## Required work
Can you transcribe, character for character, the rows starting with the very first one and going on through the row that contains "chart-0-candle-64 (335, 264, 339, 269)", both of those included?

## Provided data

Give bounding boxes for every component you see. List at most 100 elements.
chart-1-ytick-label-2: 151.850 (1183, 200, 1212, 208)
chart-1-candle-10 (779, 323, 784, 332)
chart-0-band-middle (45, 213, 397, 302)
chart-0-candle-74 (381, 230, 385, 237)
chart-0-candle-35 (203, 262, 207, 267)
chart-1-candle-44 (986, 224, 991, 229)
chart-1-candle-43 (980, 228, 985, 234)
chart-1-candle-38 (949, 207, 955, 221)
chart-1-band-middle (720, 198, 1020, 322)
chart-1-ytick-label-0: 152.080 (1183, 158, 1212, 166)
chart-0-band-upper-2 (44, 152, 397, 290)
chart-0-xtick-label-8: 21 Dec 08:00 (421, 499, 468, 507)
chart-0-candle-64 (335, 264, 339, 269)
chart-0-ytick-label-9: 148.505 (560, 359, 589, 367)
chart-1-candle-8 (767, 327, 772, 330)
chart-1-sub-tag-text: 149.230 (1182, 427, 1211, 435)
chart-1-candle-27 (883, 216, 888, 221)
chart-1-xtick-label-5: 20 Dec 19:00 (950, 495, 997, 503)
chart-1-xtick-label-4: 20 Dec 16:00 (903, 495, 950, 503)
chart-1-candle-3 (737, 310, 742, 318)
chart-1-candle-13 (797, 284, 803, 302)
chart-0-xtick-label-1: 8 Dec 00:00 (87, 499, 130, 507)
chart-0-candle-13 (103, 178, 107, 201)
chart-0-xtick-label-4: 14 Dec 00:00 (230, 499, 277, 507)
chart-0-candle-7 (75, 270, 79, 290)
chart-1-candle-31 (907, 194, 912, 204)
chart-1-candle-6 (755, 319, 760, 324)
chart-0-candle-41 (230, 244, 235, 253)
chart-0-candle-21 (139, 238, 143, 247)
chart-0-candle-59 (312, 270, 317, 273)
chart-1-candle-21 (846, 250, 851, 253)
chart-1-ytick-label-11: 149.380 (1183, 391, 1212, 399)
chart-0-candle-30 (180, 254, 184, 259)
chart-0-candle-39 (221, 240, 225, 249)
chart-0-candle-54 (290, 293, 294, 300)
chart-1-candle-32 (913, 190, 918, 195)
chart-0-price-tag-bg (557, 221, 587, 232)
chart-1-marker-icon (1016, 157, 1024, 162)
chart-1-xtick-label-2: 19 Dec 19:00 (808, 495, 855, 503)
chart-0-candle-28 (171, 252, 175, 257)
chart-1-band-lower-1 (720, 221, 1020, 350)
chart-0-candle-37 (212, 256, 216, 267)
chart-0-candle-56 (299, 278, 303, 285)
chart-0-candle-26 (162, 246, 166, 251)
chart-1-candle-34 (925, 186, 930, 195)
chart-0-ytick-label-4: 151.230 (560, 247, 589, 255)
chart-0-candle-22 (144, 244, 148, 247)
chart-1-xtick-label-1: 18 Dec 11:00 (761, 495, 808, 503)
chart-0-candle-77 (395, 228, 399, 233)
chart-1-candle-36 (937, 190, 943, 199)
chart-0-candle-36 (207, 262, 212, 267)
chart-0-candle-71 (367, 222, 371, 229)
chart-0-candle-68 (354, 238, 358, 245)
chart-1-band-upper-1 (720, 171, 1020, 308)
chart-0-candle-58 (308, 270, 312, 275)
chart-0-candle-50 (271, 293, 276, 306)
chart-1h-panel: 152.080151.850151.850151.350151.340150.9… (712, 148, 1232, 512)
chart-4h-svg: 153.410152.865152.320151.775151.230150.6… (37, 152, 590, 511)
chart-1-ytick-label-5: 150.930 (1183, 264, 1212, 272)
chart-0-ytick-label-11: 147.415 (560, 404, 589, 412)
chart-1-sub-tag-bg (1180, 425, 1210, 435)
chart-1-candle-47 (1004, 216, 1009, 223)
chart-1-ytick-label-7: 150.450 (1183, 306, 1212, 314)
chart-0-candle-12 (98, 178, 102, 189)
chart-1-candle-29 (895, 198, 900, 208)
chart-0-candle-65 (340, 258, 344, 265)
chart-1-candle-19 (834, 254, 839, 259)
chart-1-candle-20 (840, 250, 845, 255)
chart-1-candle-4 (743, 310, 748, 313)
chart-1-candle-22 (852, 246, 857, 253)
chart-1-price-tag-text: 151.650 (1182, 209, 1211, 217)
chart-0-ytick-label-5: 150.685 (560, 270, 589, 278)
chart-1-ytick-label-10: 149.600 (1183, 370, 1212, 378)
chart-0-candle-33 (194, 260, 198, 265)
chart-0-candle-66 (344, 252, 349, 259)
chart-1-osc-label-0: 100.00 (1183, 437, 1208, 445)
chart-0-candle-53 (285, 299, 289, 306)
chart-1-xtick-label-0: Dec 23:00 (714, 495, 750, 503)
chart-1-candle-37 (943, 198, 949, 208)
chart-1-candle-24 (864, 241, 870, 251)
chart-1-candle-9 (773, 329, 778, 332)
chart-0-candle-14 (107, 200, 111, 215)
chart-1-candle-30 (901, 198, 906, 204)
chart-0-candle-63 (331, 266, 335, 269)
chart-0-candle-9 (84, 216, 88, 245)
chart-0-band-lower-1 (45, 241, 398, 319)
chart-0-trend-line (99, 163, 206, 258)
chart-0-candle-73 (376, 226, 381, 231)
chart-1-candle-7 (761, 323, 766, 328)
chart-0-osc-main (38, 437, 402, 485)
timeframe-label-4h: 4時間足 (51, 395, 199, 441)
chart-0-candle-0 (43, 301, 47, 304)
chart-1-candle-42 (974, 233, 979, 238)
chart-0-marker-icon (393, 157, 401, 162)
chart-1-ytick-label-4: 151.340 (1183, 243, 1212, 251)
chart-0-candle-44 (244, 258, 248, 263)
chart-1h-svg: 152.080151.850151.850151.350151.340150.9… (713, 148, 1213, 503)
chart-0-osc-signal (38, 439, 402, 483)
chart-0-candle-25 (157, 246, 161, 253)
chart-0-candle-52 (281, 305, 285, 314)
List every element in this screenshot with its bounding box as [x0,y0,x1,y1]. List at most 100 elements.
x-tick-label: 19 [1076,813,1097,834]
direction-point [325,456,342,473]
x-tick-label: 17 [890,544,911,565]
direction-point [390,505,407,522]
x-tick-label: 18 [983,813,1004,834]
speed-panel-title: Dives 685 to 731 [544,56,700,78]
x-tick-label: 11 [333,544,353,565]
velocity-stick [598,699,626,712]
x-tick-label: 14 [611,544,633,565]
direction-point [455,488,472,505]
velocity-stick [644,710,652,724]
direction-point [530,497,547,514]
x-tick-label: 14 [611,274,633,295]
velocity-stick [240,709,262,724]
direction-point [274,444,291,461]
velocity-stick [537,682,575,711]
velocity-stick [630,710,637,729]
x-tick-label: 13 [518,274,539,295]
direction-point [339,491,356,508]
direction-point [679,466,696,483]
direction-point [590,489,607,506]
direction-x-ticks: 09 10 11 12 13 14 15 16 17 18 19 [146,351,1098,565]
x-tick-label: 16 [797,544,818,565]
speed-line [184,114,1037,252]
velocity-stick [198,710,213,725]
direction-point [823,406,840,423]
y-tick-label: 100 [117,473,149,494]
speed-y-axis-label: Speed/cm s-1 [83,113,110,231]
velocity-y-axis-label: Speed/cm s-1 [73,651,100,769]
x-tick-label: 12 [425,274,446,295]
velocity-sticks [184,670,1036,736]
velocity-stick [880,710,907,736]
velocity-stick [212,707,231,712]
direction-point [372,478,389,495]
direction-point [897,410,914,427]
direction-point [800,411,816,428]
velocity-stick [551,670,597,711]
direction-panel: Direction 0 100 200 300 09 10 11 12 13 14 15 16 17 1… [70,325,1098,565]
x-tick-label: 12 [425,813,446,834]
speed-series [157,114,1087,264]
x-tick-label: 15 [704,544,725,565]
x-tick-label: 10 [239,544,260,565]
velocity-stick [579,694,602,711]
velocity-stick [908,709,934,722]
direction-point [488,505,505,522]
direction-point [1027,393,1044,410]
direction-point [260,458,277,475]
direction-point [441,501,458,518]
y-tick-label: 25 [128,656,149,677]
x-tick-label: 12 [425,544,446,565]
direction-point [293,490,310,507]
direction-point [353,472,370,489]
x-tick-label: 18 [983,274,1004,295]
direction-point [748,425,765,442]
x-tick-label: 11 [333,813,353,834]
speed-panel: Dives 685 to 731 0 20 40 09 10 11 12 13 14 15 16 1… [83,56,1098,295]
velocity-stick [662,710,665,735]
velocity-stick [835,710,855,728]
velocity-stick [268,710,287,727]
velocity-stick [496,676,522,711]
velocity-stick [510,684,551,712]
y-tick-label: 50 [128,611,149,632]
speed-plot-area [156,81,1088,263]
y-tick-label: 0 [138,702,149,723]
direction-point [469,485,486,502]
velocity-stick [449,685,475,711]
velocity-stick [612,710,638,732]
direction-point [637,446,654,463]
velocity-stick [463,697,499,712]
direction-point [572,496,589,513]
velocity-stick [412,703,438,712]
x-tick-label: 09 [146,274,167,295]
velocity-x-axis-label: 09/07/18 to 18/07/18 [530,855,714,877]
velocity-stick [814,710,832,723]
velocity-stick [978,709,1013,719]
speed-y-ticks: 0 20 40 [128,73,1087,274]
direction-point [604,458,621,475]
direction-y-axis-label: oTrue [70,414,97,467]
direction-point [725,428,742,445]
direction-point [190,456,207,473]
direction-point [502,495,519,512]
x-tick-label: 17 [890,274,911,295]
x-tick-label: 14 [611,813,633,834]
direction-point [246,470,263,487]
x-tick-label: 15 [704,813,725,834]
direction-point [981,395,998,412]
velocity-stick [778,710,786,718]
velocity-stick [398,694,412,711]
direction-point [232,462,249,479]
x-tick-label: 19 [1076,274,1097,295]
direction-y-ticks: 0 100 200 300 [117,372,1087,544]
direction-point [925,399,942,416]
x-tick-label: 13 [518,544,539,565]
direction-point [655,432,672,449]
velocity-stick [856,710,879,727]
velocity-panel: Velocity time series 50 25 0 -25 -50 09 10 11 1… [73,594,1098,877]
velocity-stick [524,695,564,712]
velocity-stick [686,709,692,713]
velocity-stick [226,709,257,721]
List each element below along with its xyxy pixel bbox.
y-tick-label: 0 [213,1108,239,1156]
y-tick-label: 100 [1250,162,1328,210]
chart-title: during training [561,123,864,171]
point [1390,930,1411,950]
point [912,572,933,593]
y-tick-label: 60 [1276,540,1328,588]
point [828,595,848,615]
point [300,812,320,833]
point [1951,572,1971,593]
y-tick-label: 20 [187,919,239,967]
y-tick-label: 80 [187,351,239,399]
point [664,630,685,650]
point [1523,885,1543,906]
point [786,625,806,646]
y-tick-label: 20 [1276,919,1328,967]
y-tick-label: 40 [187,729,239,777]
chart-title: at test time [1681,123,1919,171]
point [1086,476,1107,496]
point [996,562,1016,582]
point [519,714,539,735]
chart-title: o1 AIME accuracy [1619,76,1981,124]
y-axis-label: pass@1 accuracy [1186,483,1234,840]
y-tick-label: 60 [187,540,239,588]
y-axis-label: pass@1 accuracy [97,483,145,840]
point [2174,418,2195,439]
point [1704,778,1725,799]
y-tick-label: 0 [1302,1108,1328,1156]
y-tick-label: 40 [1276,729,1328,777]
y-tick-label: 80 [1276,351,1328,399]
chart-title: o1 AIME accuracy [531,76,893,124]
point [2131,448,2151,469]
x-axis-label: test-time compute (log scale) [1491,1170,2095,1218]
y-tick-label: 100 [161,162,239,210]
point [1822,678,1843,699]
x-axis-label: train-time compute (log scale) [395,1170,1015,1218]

## Reply
Give bounding boxes for every component you see. List at most 100 elements.
chart-1-ytick-label-2: 151.850 (1183, 200, 1212, 208)
chart-1-candle-10 (779, 323, 784, 332)
chart-0-band-middle (45, 213, 397, 302)
chart-0-candle-74 (381, 230, 385, 237)
chart-0-candle-35 (203, 262, 207, 267)
chart-1-candle-44 (986, 224, 991, 229)
chart-1-candle-43 (980, 228, 985, 234)
chart-1-candle-38 (949, 207, 955, 221)
chart-1-band-middle (720, 198, 1020, 322)
chart-1-ytick-label-0: 152.080 (1183, 158, 1212, 166)
chart-0-band-upper-2 (44, 152, 397, 290)
chart-0-xtick-label-8: 21 Dec 08:00 (421, 499, 468, 507)
chart-0-candle-64 (335, 264, 339, 269)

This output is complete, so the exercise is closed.